--- Start of MATERIAL FOR THE TASK ---
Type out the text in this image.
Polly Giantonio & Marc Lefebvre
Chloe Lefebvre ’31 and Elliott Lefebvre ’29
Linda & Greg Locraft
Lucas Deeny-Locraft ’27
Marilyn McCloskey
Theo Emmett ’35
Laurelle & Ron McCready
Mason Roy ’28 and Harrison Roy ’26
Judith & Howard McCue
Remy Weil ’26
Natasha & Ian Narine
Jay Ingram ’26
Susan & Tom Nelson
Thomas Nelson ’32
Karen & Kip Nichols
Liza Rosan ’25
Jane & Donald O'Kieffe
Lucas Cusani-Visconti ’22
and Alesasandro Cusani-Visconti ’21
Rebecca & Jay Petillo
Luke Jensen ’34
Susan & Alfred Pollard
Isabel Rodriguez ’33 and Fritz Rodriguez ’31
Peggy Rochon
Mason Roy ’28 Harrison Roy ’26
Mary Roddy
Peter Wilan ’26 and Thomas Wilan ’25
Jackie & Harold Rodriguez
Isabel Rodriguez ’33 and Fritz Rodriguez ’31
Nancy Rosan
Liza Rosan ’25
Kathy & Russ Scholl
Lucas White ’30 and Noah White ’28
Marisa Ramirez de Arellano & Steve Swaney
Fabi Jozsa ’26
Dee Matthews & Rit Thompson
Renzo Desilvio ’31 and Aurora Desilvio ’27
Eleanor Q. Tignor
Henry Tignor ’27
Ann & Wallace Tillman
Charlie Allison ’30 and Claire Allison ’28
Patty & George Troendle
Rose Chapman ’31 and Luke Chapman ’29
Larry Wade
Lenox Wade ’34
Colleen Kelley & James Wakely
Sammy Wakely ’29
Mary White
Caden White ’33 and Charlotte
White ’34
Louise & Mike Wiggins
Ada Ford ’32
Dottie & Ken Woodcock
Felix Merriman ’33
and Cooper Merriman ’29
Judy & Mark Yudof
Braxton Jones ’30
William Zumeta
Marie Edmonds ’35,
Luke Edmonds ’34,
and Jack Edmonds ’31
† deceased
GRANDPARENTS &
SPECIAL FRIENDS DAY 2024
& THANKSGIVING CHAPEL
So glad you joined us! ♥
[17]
--- End of MATERIAL FOR THE TASK ---
— TASK STATEMENT —
Retype every record above exactly as it appears.

— COMPLETE RESPONSE —
Type out the text in this image.
Polly Giantonio & Marc Lefebvre
Chloe Lefebvre ’31 and Elliott Lefebvre ’29
Linda & Greg Locraft
Lucas Deeny-Locraft ’27
Marilyn McCloskey
Theo Emmett ’35
Laurelle & Ron McCready
Mason Roy ’28 and Harrison Roy ’26
Judith & Howard McCue
Remy Weil ’26
Natasha & Ian Narine
Jay Ingram ’26
Susan & Tom Nelson
Thomas Nelson ’32
Karen & Kip Nichols
Liza Rosan ’25
Jane & Donald O'Kieffe
Lucas Cusani-Visconti ’22
and Alesasandro Cusani-Visconti ’21
Rebecca & Jay Petillo
Luke Jensen ’34
Susan & Alfred Pollard
Isabel Rodriguez ’33 and Fritz Rodriguez ’31
Peggy Rochon
Mason Roy ’28 Harrison Roy ’26
Mary Roddy
Peter Wilan ’26 and Thomas Wilan ’25
Jackie & Harold Rodriguez
Isabel Rodriguez ’33 and Fritz Rodriguez ’31
Nancy Rosan
Liza Rosan ’25
Kathy & Russ Scholl
Lucas White ’30 and Noah White ’28
Marisa Ramirez de Arellano & Steve Swaney
Fabi Jozsa ’26
Dee Matthews & Rit Thompson
Renzo Desilvio ’31 and Aurora Desilvio ’27
Eleanor Q. Tignor
Henry Tignor ’27
Ann & Wallace Tillman
Charlie Allison ’30 and Claire Allison ’28
Patty & George Troendle
Rose Chapman ’31 and Luke Chapman ’29
Larry Wade
Lenox Wade ’34
Colleen Kelley & James Wakely
Sammy Wakely ’29
Mary White
Caden White ’33 and Charlotte
White ’34
Louise & Mike Wiggins
Ada Ford ’32
Dottie & Ken Woodcock
Felix Merriman ’33
and Cooper Merriman ’29
Judy & Mark Yudof
Braxton Jones ’30
William Zumeta
Marie Edmonds ’35,
Luke Edmonds ’34,
and Jack Edmonds ’31
† deceased
GRANDPARENTS &
SPECIAL FRIENDS DAY 2024
& THANKSGIVING CHAPEL
So glad you joined us! ♥
[17]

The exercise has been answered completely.